EXTRAIT DE PAGE »
Francesca Albanese… L’Université américaine de Beyrouth (AUB) est-elle partiale envers l’axe du génocide ?

 

Dans une déclaration ferme et sans équivoque, l’initiative « Boycott Resist » a replacé la décision de l’Université américaine de Beyrouth (AUB) de refuser d’accueillir la Rapporteuse spéciale des Nations Unies, Francesca Albanese, dans son véritable contexte politique et juridique. L’initiative considère cette décision comme une capitulation injustifiée face aux sanctions américaines et une utilisation sélective du droit pour restreindre la liberté d’expression académique au Liban.

CONSIGNES »
**A)** Répondez à ces questions à partir de l'extrait de page :
(i) Quelle université a refusé d'accueillir Francesca Albanese ?
(ii) Quel poste Francesca Albanese occupe-t-elle ?
(iii) Qui a fait la déclaration dont parle l'extrait ?
**B)** Citez toutes les organisations et initiatives nommées dans l'extrait de page.
**C)** Résumez l'extrait de page en deux phrases.

DONNÉES À ANALYSER »
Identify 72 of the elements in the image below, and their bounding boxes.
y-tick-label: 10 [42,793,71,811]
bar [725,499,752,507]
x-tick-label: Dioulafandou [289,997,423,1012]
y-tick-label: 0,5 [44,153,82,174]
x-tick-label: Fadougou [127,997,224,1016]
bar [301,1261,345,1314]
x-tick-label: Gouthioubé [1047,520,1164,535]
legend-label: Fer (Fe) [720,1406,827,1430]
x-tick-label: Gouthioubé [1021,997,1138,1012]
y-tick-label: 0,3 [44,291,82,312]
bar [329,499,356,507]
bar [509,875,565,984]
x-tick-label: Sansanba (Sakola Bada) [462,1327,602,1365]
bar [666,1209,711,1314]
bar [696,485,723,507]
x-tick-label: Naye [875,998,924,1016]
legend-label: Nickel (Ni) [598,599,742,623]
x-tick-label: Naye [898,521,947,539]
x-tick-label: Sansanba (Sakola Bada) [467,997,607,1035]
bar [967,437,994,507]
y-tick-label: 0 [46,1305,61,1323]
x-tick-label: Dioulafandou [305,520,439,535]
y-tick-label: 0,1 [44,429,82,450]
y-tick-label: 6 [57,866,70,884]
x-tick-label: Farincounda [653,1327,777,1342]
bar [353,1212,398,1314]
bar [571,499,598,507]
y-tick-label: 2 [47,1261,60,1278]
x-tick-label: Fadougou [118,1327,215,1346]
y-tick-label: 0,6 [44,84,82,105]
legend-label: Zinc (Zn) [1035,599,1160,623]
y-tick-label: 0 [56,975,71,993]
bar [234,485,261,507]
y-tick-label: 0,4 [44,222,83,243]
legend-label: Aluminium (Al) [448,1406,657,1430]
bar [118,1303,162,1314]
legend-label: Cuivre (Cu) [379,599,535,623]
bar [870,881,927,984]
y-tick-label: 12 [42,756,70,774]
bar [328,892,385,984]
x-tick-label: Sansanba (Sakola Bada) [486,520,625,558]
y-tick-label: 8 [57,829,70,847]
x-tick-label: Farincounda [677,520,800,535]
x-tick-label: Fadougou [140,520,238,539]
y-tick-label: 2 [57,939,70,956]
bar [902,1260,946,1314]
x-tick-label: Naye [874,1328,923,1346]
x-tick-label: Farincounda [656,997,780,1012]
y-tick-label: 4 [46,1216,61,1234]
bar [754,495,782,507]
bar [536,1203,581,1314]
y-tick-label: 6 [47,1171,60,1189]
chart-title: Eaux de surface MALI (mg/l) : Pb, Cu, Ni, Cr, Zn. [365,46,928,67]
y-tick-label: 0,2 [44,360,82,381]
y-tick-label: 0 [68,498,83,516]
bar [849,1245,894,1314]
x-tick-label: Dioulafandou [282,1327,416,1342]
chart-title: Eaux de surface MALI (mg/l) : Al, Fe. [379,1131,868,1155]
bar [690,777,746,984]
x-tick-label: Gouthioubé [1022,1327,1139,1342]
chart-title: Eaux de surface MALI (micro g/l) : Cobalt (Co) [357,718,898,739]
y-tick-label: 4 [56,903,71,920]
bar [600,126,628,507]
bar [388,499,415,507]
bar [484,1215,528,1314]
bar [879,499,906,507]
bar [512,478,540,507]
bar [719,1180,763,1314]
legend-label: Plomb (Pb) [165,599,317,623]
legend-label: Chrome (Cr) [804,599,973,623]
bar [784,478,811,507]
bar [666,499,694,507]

RÉPONSES »
**A)**
(i) L'Université américaine de Beyrouth (AUB).
(ii) Elle est Rapporteuse spéciale des Nations Unies.
(iii) L'initiative « Boycott Resist ».

**B)**
- Université américaine de Beyrouth (AUB)
- Boycott Resist
- Nations Unies

**C)** L'initiative « Boycott Resist » a replacé dans son contexte politique et juridique la décision de l'Université américaine de Beyrouth de refuser d'accueillir Francesca Albanese, Rapporteuse spéciale des Nations Unies. Elle y voit une capitulation injustifiée face aux sanctions américaines et une utilisation sélective du droit pour restreindre la liberté d'expression académique au Liban.